Reproduce every entry below precisely. Pictures are excluded from the copy.

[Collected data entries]
##############################

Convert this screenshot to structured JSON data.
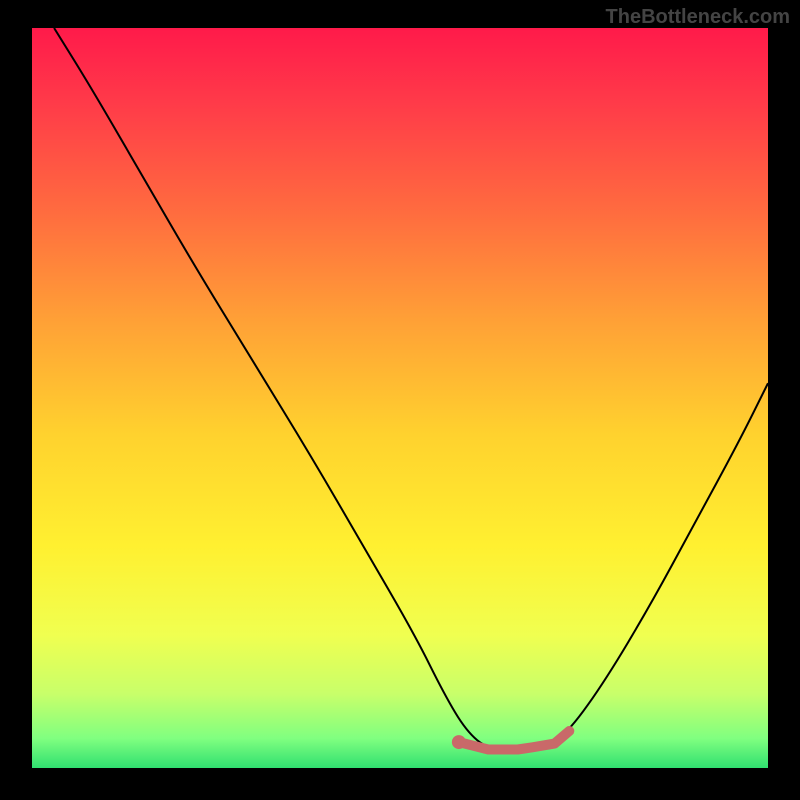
{
  "watermark": "TheBottleneck.com",
  "chart_data": {
    "type": "line",
    "title": "",
    "xlabel": "",
    "ylabel": "",
    "xlim": [
      0,
      100
    ],
    "ylim": [
      0,
      100
    ],
    "curve": {
      "x": [
        3,
        8,
        15,
        22,
        30,
        38,
        45,
        52,
        56,
        59,
        62,
        66,
        70,
        73,
        78,
        84,
        90,
        96,
        100
      ],
      "y": [
        100,
        92,
        80,
        68,
        55,
        42,
        30,
        18,
        10,
        5,
        2.5,
        2.5,
        3,
        5,
        12,
        22,
        33,
        44,
        52
      ]
    },
    "highlight_segment": {
      "x": [
        58,
        60,
        62,
        64,
        66,
        68,
        71,
        73
      ],
      "y": [
        3.5,
        3,
        2.5,
        2.5,
        2.5,
        2.8,
        3.3,
        5
      ],
      "color": "#c96969"
    },
    "highlight_start_dot": {
      "x": 58,
      "y": 3.5,
      "r": 5,
      "color": "#c96969"
    },
    "gradient_stops": [
      {
        "offset": 0.0,
        "color": "#ff1a4a"
      },
      {
        "offset": 0.1,
        "color": "#ff3a49"
      },
      {
        "offset": 0.25,
        "color": "#ff6c3f"
      },
      {
        "offset": 0.4,
        "color": "#ffa236"
      },
      {
        "offset": 0.55,
        "color": "#ffd22e"
      },
      {
        "offset": 0.7,
        "color": "#fff030"
      },
      {
        "offset": 0.82,
        "color": "#f0ff50"
      },
      {
        "offset": 0.9,
        "color": "#c8ff6a"
      },
      {
        "offset": 0.96,
        "color": "#80ff80"
      },
      {
        "offset": 1.0,
        "color": "#30e070"
      }
    ]
  }
}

##############################

[EXERCISE OUTPUT]:
Convert this screenshot to structured JSON data.
{
  "watermark": "TheBottleneck.com",
  "chart_data": {
    "type": "line",
    "title": "",
    "xlabel": "",
    "ylabel": "",
    "xlim": [
      0,
      100
    ],
    "ylim": [
      0,
      100
    ],
    "curve": {
      "x": [
        3,
        8,
        15,
        22,
        30,
        38,
        45,
        52,
        56,
        59,
        62,
        66,
        70,
        73,
        78,
        84,
        90,
        96,
        100
      ],
      "y": [
        100,
        92,
        80,
        68,
        55,
        42,
        30,
        18,
        10,
        5,
        2.5,
        2.5,
        3,
        5,
        12,
        22,
        33,
        44,
        52
      ]
    },
    "highlight_segment": {
      "x": [
        58,
        60,
        62,
        64,
        66,
        68,
        71,
        73
      ],
      "y": [
        3.5,
        3,
        2.5,
        2.5,
        2.5,
        2.8,
        3.3,
        5
      ],
      "color": "#c96969"
    },
    "highlight_start_dot": {
      "x": 58,
      "y": 3.5,
      "r": 5,
      "color": "#c96969"
    },
    "gradient_stops": [
      {
        "offset": 0.0,
        "color": "#ff1a4a"
      },
      {
        "offset": 0.1,
        "color": "#ff3a49"
      },
      {
        "offset": 0.25,
        "color": "#ff6c3f"
      },
      {
        "offset": 0.4,
        "color": "#ffa236"
      },
      {
        "offset": 0.55,
        "color": "#ffd22e"
      },
      {
        "offset": 0.7,
        "color": "#fff030"
      },
      {
        "offset": 0.82,
        "color": "#f0ff50"
      },
      {
        "offset": 0.9,
        "color": "#c8ff6a"
      },
      {
        "offset": 0.96,
        "color": "#80ff80"
      },
      {
        "offset": 1.0,
        "color": "#30e070"
      }
    ]
  }
}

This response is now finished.